» **SOURCE EXTRACT**
━━━━━━

Delivering origin-bound one-time codes over SMS

Authors:

Participate

Table of Contents

Introduction

Many websites make use of one-time codes for authentication.

SMS is a popular mechanism for delivering such codes to users, but using SMS to deliver one-time codes can be risky.

This proposal attempts to reduce some of the risks associated with SMS delivery of one-time codes. It does not attempt to reduce or solve all of them. For instance, it doesn't solve the SMS delivery hijacking risk, but it does attempt to reduce the phishing risk.

Deficiencies of the status quo

Suppose a user receives the message "747723 is your FooBar authentication code." It's possible, even likely, that 747723 is a one-time code for use on https://foobar.com. But because there is no standard text format for SMS delivery of one-time codes, systems which want to make programmatic use of such codes must rely on heuristics, both to locate the code in the message and to associate the code with a website. Heuristics are prone to failure and may even be hazardous.

Goals

The goals of this proposal are:

  1. To eliminate the need to rely on heuristics for extraction of one-time codes from SMS. (Ideally, end users shouldn't have to manually copy-and-paste one-time codes from SMSes to their browser.)

━━━━━━

» **WORK INSTRUCTION 1**
According to the SMS one-time code proposal, why must systems that use codes from SMS messages rely on heuristics? Answer in one to three sentences.
» **WORK INSTRUCTION 2**
Write the next part of the SMS one-time code proposal, picking up after its last sentence.
The data have no connection to the SMS one-time code proposal.

━━━━━━

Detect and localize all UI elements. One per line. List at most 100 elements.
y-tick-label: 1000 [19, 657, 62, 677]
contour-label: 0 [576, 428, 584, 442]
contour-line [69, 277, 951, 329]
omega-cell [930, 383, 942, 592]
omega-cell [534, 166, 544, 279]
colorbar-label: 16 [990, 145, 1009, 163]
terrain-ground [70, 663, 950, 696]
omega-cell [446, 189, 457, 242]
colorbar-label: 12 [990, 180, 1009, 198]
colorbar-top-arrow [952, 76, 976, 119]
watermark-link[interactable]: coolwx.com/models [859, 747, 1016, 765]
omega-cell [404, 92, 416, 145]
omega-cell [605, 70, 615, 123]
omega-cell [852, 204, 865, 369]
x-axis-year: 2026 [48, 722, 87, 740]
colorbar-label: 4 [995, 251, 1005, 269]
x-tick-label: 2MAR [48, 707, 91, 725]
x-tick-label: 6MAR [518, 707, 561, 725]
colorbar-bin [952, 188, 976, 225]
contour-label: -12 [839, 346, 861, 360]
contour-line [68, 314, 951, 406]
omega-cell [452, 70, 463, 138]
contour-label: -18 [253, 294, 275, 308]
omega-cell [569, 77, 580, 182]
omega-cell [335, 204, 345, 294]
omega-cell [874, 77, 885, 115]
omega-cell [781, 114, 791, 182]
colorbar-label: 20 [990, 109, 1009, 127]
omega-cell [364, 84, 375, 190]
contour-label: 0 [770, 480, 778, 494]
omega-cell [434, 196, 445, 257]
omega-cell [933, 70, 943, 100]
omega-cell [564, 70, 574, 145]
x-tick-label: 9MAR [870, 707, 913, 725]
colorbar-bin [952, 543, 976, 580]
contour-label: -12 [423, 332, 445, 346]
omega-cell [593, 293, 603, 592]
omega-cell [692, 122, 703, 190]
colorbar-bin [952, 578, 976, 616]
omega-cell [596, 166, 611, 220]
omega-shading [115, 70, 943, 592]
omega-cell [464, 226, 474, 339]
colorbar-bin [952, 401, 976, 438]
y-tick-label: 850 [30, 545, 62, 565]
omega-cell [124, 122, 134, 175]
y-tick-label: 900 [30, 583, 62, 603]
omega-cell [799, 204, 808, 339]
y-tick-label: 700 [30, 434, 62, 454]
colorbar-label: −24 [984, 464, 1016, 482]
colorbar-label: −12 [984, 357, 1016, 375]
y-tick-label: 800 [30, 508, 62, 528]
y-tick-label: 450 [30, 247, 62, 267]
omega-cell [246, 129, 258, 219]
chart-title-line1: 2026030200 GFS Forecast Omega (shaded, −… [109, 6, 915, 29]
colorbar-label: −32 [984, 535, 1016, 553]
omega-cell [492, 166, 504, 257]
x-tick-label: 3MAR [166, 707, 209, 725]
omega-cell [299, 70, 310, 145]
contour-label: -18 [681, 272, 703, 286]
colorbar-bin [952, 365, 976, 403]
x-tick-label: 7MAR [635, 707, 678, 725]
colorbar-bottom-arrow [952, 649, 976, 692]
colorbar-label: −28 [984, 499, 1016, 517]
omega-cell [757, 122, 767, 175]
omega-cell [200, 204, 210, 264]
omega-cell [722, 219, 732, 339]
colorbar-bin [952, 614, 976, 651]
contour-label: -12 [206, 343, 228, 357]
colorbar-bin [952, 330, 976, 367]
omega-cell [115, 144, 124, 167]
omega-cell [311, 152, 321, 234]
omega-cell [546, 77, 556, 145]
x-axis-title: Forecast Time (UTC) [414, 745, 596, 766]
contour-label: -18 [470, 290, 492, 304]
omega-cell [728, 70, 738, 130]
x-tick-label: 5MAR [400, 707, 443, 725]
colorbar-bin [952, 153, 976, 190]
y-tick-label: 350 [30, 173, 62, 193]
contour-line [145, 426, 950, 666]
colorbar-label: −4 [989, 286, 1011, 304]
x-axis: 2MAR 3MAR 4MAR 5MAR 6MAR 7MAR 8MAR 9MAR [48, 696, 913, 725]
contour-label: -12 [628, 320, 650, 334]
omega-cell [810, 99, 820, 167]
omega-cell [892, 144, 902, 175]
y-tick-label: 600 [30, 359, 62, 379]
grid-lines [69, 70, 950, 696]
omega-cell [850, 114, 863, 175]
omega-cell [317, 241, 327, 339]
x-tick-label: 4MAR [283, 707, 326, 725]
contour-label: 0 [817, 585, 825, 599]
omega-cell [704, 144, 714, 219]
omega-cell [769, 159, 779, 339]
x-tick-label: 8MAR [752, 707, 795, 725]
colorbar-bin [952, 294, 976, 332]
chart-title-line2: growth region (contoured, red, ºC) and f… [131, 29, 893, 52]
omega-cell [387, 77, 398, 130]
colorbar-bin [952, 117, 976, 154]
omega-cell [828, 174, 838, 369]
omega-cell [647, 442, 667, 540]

━━━━━━

» **ANSWER AREA 1**
Systems must rely on heuristics because there is no standard text format for delivering one-time codes by SMS. They have to guess both where the code sits in the message and which website it belongs to. The proposal adds that such heuristics are prone to failure and may even be hazardous.

» **ANSWER AREA 2**
  2. To reliably associate one-time codes intended for use on a specific website with that site. (One-time codes sent by a website should ideally only be entered on the actual site which sent it.)

Non-goals

We must not expose the contents of SMS messages to websites.

Proposal

To address this, we propose a lightweight text format that services may adopt for such messages. It's about as simple as it gets. It begins with (optional) human-readable text. After the human-readable text both the code and the origin appear on a single line, with sigils denoting which is which. This is the last line of the text. Here's an example:

747723 is your FooBar authentication code.

@foobar.com #747723

In this example, "747723 is your FooBar authentication code." is the human-readable explanatory text, "@foobar.com" identifies the origin (https://foobar.com) for which the code is to be used, and "#747723" identifies the one-time code (747723). "@" and "#" are sigils used to identify the text that follows them. Any origin which is schemelessly same site as https://foobar.com/ is an origin on which this code may be used.

Adoption of this format would improve the reliability of systems which today heuristically extract one-time codes from SMS, with clear end-user benefit. It improves reliability of both extracting the code and also associating that code with an origin.

Adoption of this proposal could improve the number of services on which a browser can offer assistance with providing SMS one-time codes to websites (e.g. an AutoFill feature), and could reduce the odds users would enter one-time codes delivered over SMS on sites other than the originating one.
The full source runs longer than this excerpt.